Items from a figure collection:
◆ ◆ ◆ ◆ ◆
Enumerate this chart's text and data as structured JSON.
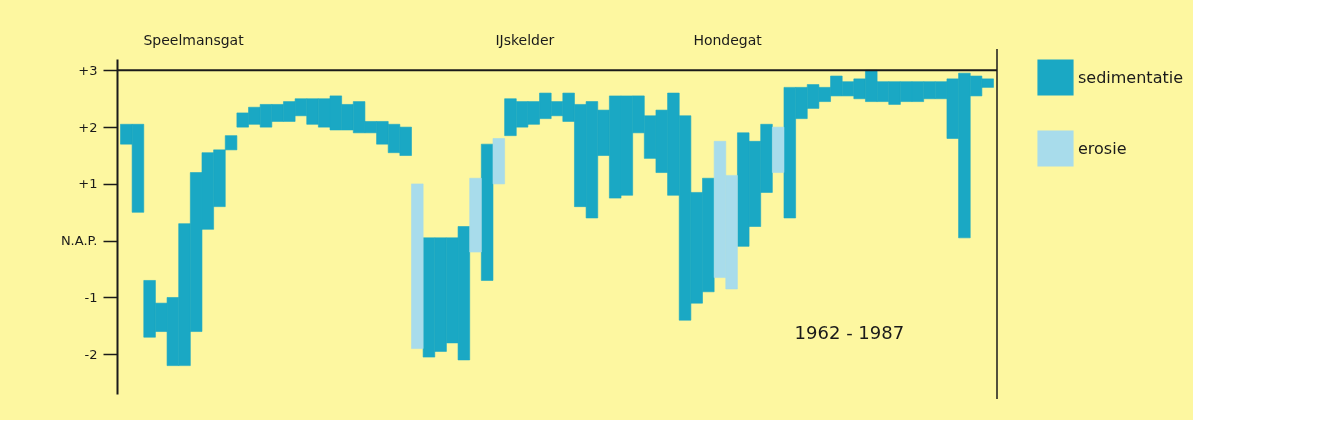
{
  "chart_data": {
    "type": "bar",
    "categories": [
      null,
      null,
      null,
      null,
      null,
      null,
      null,
      null,
      null,
      null,
      null,
      null,
      null,
      null,
      null,
      null,
      null,
      null,
      null,
      null,
      null,
      null,
      null,
      null,
      null,
      null,
      null,
      null,
      null,
      null,
      null,
      null,
      null,
      null,
      null,
      null,
      null,
      null,
      null,
      null,
      null,
      null,
      null,
      null,
      null,
      null,
      null,
      null,
      null,
      null,
      null,
      null,
      null,
      null,
      null,
      null,
      null,
      null,
      null,
      null,
      null,
      null,
      null,
      null,
      null,
      null,
      null,
      null,
      null,
      null,
      null,
      null,
      null,
      null,
      null
    ],
    "series": [
      {
        "name": "sedimentatie",
        "color": "#1aa8c4",
        "base": [
          1.7,
          0.5,
          -1.7,
          -1.6,
          -2.2,
          -2.2,
          -1.6,
          0.2,
          0.6,
          1.6,
          2.0,
          2.05,
          2.0,
          2.1,
          2.1,
          2.2,
          2.05,
          2.0,
          1.95,
          1.95,
          1.9,
          1.9,
          1.7,
          1.55,
          1.5,
          null,
          -2.05,
          -1.95,
          -1.8,
          -2.1,
          null,
          -0.7,
          null,
          1.85,
          2.0,
          2.05,
          2.15,
          2.2,
          2.1,
          0.6,
          0.4,
          1.5,
          0.75,
          0.8,
          1.9,
          1.45,
          1.2,
          0.8,
          -1.4,
          -1.1,
          -0.9,
          null,
          null,
          -0.1,
          0.25,
          0.85,
          null,
          0.4,
          2.15,
          2.33,
          2.45,
          2.55,
          2.55,
          2.5,
          2.45,
          2.45,
          2.4,
          2.45,
          2.45,
          2.5,
          2.5,
          1.8,
          0.05,
          2.55,
          2.7
        ],
        "values": [
          0.35,
          1.55,
          1.0,
          0.5,
          1.2,
          2.5,
          2.8,
          1.35,
          1.0,
          0.25,
          0.25,
          0.3,
          0.4,
          0.3,
          0.35,
          0.3,
          0.45,
          0.5,
          0.6,
          0.45,
          0.55,
          0.2,
          0.4,
          0.5,
          0.5,
          null,
          2.1,
          2.0,
          1.85,
          2.35,
          null,
          2.4,
          null,
          0.65,
          0.45,
          0.4,
          0.45,
          0.25,
          0.5,
          1.8,
          2.05,
          0.8,
          1.8,
          1.75,
          0.65,
          0.75,
          1.1,
          1.8,
          3.6,
          1.95,
          2.0,
          null,
          null,
          2.0,
          1.5,
          1.2,
          null,
          2.3,
          0.55,
          0.42,
          0.25,
          0.35,
          0.25,
          0.35,
          0.55,
          0.35,
          0.4,
          0.35,
          0.35,
          0.3,
          0.3,
          1.05,
          2.9,
          0.35,
          0.15
        ]
      },
      {
        "name": "erosie",
        "color": "#a8dceb",
        "base": [
          null,
          null,
          null,
          null,
          null,
          null,
          null,
          null,
          null,
          null,
          null,
          null,
          null,
          null,
          null,
          null,
          null,
          null,
          null,
          null,
          null,
          null,
          null,
          null,
          null,
          -1.9,
          null,
          null,
          null,
          null,
          -0.2,
          null,
          1.0,
          null,
          null,
          null,
          null,
          null,
          null,
          null,
          null,
          null,
          null,
          null,
          null,
          null,
          null,
          null,
          null,
          null,
          null,
          -0.65,
          -0.85,
          null,
          null,
          null,
          1.2,
          null,
          null,
          null,
          null,
          null,
          null,
          null,
          null,
          null,
          null,
          null,
          null,
          null,
          null,
          null,
          null,
          null,
          null
        ],
        "values": [
          null,
          null,
          null,
          null,
          null,
          null,
          null,
          null,
          null,
          null,
          null,
          null,
          null,
          null,
          null,
          null,
          null,
          null,
          null,
          null,
          null,
          null,
          null,
          null,
          null,
          2.9,
          null,
          null,
          null,
          null,
          1.3,
          null,
          0.8,
          null,
          null,
          null,
          null,
          null,
          null,
          null,
          null,
          null,
          null,
          null,
          null,
          null,
          null,
          null,
          null,
          null,
          null,
          2.4,
          2.0,
          null,
          null,
          null,
          0.8,
          null,
          null,
          null,
          null,
          null,
          null,
          null,
          null,
          null,
          null,
          null,
          null,
          null,
          null,
          null,
          null,
          null,
          null
        ]
      }
    ],
    "ylim": [
      -2.7,
      3.2
    ],
    "yticks": [
      {
        "value": 3,
        "label": "+3"
      },
      {
        "value": 2,
        "label": "+2"
      },
      {
        "value": 1,
        "label": "+1"
      },
      {
        "value": 0,
        "label": "N.A.P."
      },
      -1,
      -2
    ],
    "ref_lines": [
      {
        "axis": "y",
        "value": 3,
        "color": "#1a1a1a"
      }
    ],
    "annotations": [
      "Speelmansgat",
      "IJskelder",
      "Hondegat",
      "1962 - 1987"
    ],
    "tick_labels": "y",
    "grid": false,
    "legend": "right"
  }
}
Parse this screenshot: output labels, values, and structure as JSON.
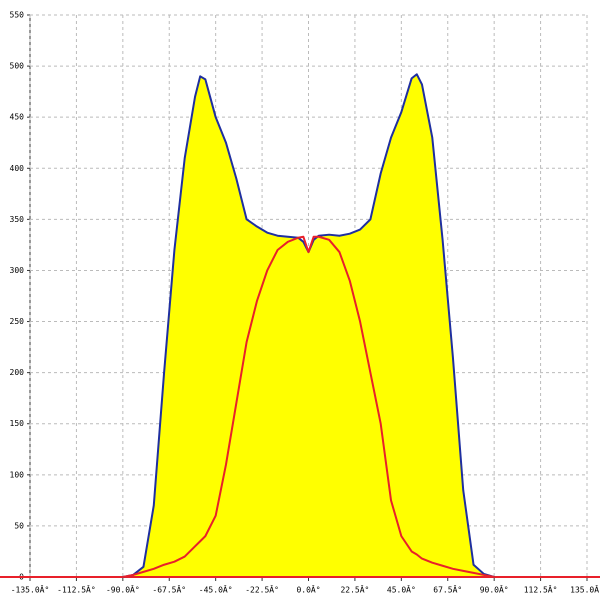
{
  "chart_data": {
    "type": "area-line",
    "x": [
      -90,
      -85,
      -80,
      -75,
      -70,
      -65,
      -60,
      -55,
      -52.5,
      -50,
      -45,
      -40,
      -35,
      -30,
      -25,
      -20,
      -15,
      -10,
      -5,
      -2.5,
      0,
      2.5,
      5,
      10,
      15,
      20,
      25,
      30,
      35,
      40,
      45,
      50,
      52.5,
      55,
      60,
      65,
      70,
      75,
      80,
      85,
      90
    ],
    "series": [
      {
        "color": "#1f2fa0",
        "fill": "#ffff00",
        "values": [
          0,
          2,
          10,
          70,
          200,
          320,
          410,
          470,
          490,
          487,
          450,
          425,
          390,
          350,
          343,
          337,
          334,
          333,
          332,
          328,
          318,
          330,
          334,
          335,
          334,
          336,
          340,
          350,
          395,
          430,
          455,
          488,
          492,
          482,
          430,
          330,
          215,
          85,
          12,
          3,
          0
        ]
      },
      {
        "color": "#e8202a",
        "values": [
          0,
          2,
          5,
          8,
          12,
          15,
          20,
          30,
          35,
          40,
          60,
          110,
          170,
          230,
          270,
          300,
          320,
          328,
          332,
          333,
          318,
          333,
          333,
          330,
          318,
          290,
          250,
          200,
          150,
          75,
          40,
          25,
          22,
          18,
          14,
          11,
          8,
          6,
          4,
          2,
          0
        ]
      }
    ],
    "xlim": [
      -135,
      135
    ],
    "xticks": [
      {
        "value": -135,
        "label": "-135.0Â°"
      },
      {
        "value": -112.5,
        "label": "-112.5Â°"
      },
      {
        "value": -90,
        "label": "-90.0Â°"
      },
      {
        "value": -67.5,
        "label": "-67.5Â°"
      },
      {
        "value": -45,
        "label": "-45.0Â°"
      },
      {
        "value": -22.5,
        "label": "-22.5Â°"
      },
      {
        "value": 0,
        "label": "0.0Â°"
      },
      {
        "value": 22.5,
        "label": "22.5Â°"
      },
      {
        "value": 45,
        "label": "45.0Â°"
      },
      {
        "value": 67.5,
        "label": "67.5Â°"
      },
      {
        "value": 90,
        "label": "90.0Â°"
      },
      {
        "value": 112.5,
        "label": "112.5Â°"
      },
      {
        "value": 135,
        "label": "135.0Â°"
      }
    ],
    "ylim": [
      0,
      550
    ],
    "yticks": [
      0,
      50,
      100,
      150,
      200,
      250,
      300,
      350,
      400,
      450,
      500,
      550
    ],
    "grid": true
  }
}
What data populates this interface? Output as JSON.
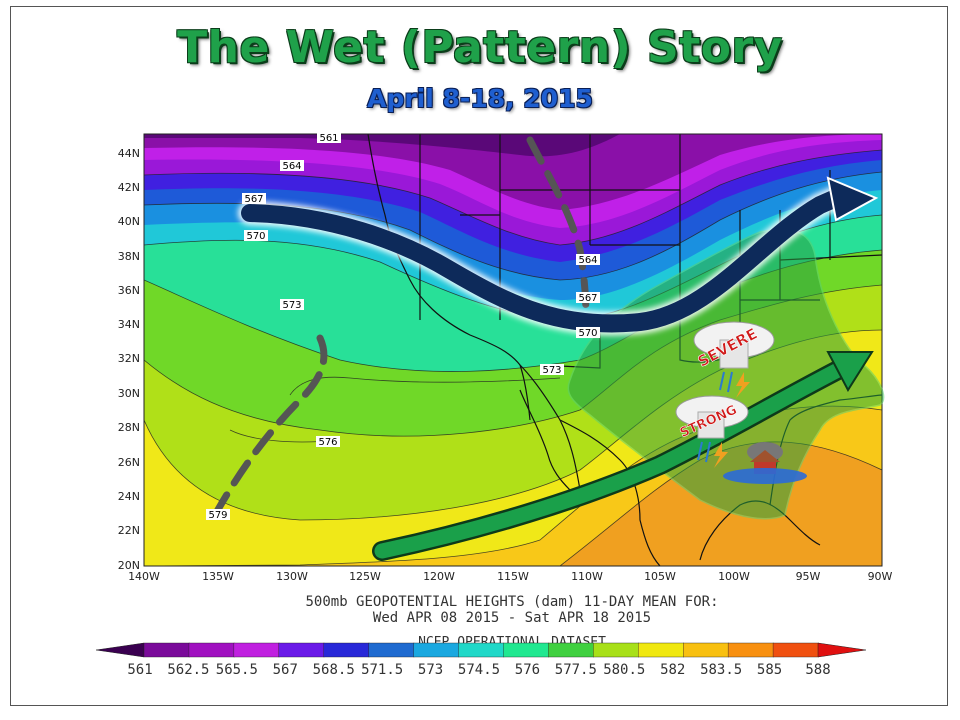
{
  "header": {
    "title": "The Wet (Pattern) Story",
    "subtitle": "April 8-18, 2015"
  },
  "map": {
    "lat_labels": [
      "44N",
      "42N",
      "40N",
      "38N",
      "36N",
      "34N",
      "32N",
      "30N",
      "28N",
      "26N",
      "24N",
      "22N",
      "20N"
    ],
    "lon_labels": [
      "140W",
      "135W",
      "130W",
      "125W",
      "120W",
      "115W",
      "110W",
      "105W",
      "100W",
      "95W",
      "90W"
    ],
    "contour_labels": [
      "561",
      "564",
      "567",
      "570",
      "573",
      "564",
      "567",
      "570",
      "573",
      "576",
      "579"
    ],
    "annotations": {
      "severe": "SEVERE",
      "strong": "STRONG"
    },
    "colors": {
      "ridge_trough_arrow": "#0d2a5a",
      "moisture_arrow": "#1aa04a",
      "moisture_shade": "#2aa040",
      "trough_line": "#555555"
    }
  },
  "caption": {
    "line1": "500mb GEOPOTENTIAL HEIGHTS (dam)   11-DAY MEAN FOR:",
    "line2": "Wed APR 08 2015 - Sat APR 18 2015",
    "line3": "NCEP OPERATIONAL DATASET"
  },
  "colorbar": {
    "labels": [
      "561",
      "562.5",
      "565.5",
      "567",
      "568.5",
      "571.5",
      "573",
      "574.5",
      "576",
      "577.5",
      "580.5",
      "582",
      "583.5",
      "585",
      "588"
    ],
    "colors": [
      "#3a0050",
      "#7a0a9a",
      "#a010c0",
      "#c020e0",
      "#6a1ae8",
      "#2828d8",
      "#1e6ad0",
      "#1aa8e0",
      "#20d8c8",
      "#20e890",
      "#40d040",
      "#a8e018",
      "#f0e810",
      "#f8c010",
      "#f89010",
      "#f05010",
      "#e01010"
    ]
  }
}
◆ ◆ ◆ ◆ ◆
SET EXERCISE:
Output only these lines, word for word: the line containing "What data populates" and every line after it through the last line of the data. Omit the pictures.

WORKED ANSWER:
What data populates this interface? Output as JSON.
{
  "header": {
    "title": "The Wet (Pattern) Story",
    "subtitle": "April 8-18, 2015"
  },
  "map": {
    "lat_labels": [
      "44N",
      "42N",
      "40N",
      "38N",
      "36N",
      "34N",
      "32N",
      "30N",
      "28N",
      "26N",
      "24N",
      "22N",
      "20N"
    ],
    "lon_labels": [
      "140W",
      "135W",
      "130W",
      "125W",
      "120W",
      "115W",
      "110W",
      "105W",
      "100W",
      "95W",
      "90W"
    ],
    "contour_labels": [
      "561",
      "564",
      "567",
      "570",
      "573",
      "564",
      "567",
      "570",
      "573",
      "576",
      "579"
    ],
    "annotations": {
      "severe": "SEVERE",
      "strong": "STRONG"
    },
    "colors": {
      "ridge_trough_arrow": "#0d2a5a",
      "moisture_arrow": "#1aa04a",
      "moisture_shade": "#2aa040",
      "trough_line": "#555555"
    }
  },
  "caption": {
    "line1": "500mb GEOPOTENTIAL HEIGHTS (dam)   11-DAY MEAN FOR:",
    "line2": "Wed APR 08 2015 - Sat APR 18 2015",
    "line3": "NCEP OPERATIONAL DATASET"
  },
  "colorbar": {
    "labels": [
      "561",
      "562.5",
      "565.5",
      "567",
      "568.5",
      "571.5",
      "573",
      "574.5",
      "576",
      "577.5",
      "580.5",
      "582",
      "583.5",
      "585",
      "588"
    ],
    "colors": [
      "#3a0050",
      "#7a0a9a",
      "#a010c0",
      "#c020e0",
      "#6a1ae8",
      "#2828d8",
      "#1e6ad0",
      "#1aa8e0",
      "#20d8c8",
      "#20e890",
      "#40d040",
      "#a8e018",
      "#f0e810",
      "#f8c010",
      "#f89010",
      "#f05010",
      "#e01010"
    ]
  }
}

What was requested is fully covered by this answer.